Reproduce the data in its entirety, exactly as supplied.

# AVAILABLE DATA:
━━━━━━━━━━━━━━━━━━━━

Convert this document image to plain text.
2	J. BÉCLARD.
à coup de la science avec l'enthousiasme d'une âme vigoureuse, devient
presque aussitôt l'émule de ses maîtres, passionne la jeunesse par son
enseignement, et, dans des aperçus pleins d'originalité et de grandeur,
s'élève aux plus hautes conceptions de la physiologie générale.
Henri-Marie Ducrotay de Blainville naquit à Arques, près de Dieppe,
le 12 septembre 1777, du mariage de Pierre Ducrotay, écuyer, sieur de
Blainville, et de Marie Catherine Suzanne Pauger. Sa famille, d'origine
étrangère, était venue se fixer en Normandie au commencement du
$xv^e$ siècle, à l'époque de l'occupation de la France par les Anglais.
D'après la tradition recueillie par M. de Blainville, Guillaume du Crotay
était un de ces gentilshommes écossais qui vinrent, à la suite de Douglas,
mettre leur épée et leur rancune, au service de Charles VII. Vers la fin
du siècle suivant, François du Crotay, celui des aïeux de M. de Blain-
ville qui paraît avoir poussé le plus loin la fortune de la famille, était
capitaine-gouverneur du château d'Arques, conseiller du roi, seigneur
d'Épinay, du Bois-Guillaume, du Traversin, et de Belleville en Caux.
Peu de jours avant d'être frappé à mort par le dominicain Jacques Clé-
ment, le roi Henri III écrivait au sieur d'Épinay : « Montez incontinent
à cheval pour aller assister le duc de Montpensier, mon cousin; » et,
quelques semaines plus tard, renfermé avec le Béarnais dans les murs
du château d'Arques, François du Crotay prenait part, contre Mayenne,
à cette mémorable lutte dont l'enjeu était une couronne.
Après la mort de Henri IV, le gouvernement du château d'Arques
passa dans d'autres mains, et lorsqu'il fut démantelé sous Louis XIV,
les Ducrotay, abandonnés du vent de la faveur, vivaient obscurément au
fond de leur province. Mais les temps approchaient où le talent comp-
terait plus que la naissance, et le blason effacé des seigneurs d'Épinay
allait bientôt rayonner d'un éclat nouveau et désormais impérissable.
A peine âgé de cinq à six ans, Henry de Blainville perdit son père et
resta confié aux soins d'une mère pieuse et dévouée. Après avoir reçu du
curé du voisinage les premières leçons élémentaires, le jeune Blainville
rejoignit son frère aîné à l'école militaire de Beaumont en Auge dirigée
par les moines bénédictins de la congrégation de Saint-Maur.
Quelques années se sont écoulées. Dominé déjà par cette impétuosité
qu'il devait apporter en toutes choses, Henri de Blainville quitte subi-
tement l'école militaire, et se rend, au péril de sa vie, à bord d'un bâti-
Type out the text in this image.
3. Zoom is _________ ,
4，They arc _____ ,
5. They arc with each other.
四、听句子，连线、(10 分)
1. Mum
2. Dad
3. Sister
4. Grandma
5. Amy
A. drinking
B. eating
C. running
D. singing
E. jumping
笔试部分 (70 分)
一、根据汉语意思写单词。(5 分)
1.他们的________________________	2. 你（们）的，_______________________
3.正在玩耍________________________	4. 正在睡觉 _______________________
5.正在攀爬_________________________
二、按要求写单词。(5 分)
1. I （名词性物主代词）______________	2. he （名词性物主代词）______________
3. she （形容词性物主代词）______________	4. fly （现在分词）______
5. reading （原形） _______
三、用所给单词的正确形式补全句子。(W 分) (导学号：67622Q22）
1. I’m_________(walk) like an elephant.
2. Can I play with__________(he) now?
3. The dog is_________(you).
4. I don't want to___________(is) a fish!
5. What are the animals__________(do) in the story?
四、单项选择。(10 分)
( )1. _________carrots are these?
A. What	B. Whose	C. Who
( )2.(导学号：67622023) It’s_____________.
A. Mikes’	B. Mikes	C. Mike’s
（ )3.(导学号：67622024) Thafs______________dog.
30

━━━━━━━━━━━━━━━━━━━━

# RESPONSE TO THE EXERCISE:
Convert this document image to plain text.
2	J. BÉCLARD.
à coup de la science avec l'enthousiasme d'une âme vigoureuse, devient
presque aussitôt l'émule de ses maîtres, passionne la jeunesse par son
enseignement, et, dans des aperçus pleins d'originalité et de grandeur,
s'élève aux plus hautes conceptions de la physiologie générale.
Henri-Marie Ducrotay de Blainville naquit à Arques, près de Dieppe,
le 12 septembre 1777, du mariage de Pierre Ducrotay, écuyer, sieur de
Blainville, et de Marie Catherine Suzanne Pauger. Sa famille, d'origine
étrangère, était venue se fixer en Normandie au commencement du
$xv^e$ siècle, à l'époque de l'occupation de la France par les Anglais.
D'après la tradition recueillie par M. de Blainville, Guillaume du Crotay
était un de ces gentilshommes écossais qui vinrent, à la suite de Douglas,
mettre leur épée et leur rancune, au service de Charles VII. Vers la fin
du siècle suivant, François du Crotay, celui des aïeux de M. de Blain-
ville qui paraît avoir poussé le plus loin la fortune de la famille, était
capitaine-gouverneur du château d'Arques, conseiller du roi, seigneur
d'Épinay, du Bois-Guillaume, du Traversin, et de Belleville en Caux.
Peu de jours avant d'être frappé à mort par le dominicain Jacques Clé-
ment, le roi Henri III écrivait au sieur d'Épinay : « Montez incontinent
à cheval pour aller assister le duc de Montpensier, mon cousin; » et,
quelques semaines plus tard, renfermé avec le Béarnais dans les murs
du château d'Arques, François du Crotay prenait part, contre Mayenne,
à cette mémorable lutte dont l'enjeu était une couronne.
Après la mort de Henri IV, le gouvernement du château d'Arques
passa dans d'autres mains, et lorsqu'il fut démantelé sous Louis XIV,
les Ducrotay, abandonnés du vent de la faveur, vivaient obscurément au
fond de leur province. Mais les temps approchaient où le talent comp-
terait plus que la naissance, et le blason effacé des seigneurs d'Épinay
allait bientôt rayonner d'un éclat nouveau et désormais impérissable.
A peine âgé de cinq à six ans, Henry de Blainville perdit son père et
resta confié aux soins d'une mère pieuse et dévouée. Après avoir reçu du
curé du voisinage les premières leçons élémentaires, le jeune Blainville
rejoignit son frère aîné à l'école militaire de Beaumont en Auge dirigée
par les moines bénédictins de la congrégation de Saint-Maur.
Quelques années se sont écoulées. Dominé déjà par cette impétuosité
qu'il devait apporter en toutes choses, Henri de Blainville quitte subi-
tement l'école militaire, et se rend, au péril de sa vie, à bord d'un bâti-
Type out the text in this image.
3. Zoom is _________ ,
4，They arc _____ ,
5. They arc with each other.
四、听句子，连线、(10 分)
1. Mum
2. Dad
3. Sister
4. Grandma
5. Amy
A. drinking
B. eating
C. running
D. singing
E. jumping
笔试部分 (70 分)
一、根据汉语意思写单词。(5 分)
1.他们的________________________	2. 你（们）的，_______________________
3.正在玩耍________________________	4. 正在睡觉 _______________________
5.正在攀爬_________________________
二、按要求写单词。(5 分)
1. I （名词性物主代词）______________	2. he （名词性物主代词）______________
3. she （形容词性物主代词）______________	4. fly （现在分词）______
5. reading （原形） _______
三、用所给单词的正确形式补全句子。(W 分) (导学号：67622Q22）
1. I’m_________(walk) like an elephant.
2. Can I play with__________(he) now?
3. The dog is_________(you).
4. I don't want to___________(is) a fish!
5. What are the animals__________(do) in the story?
四、单项选择。(10 分)
( )1. _________carrots are these?
A. What	B. Whose	C. Who
( )2.(导学号：67622023) It’s_____________.
A. Mikes’	B. Mikes	C. Mike’s
（ )3.(导学号：67622024) Thafs______________dog.
30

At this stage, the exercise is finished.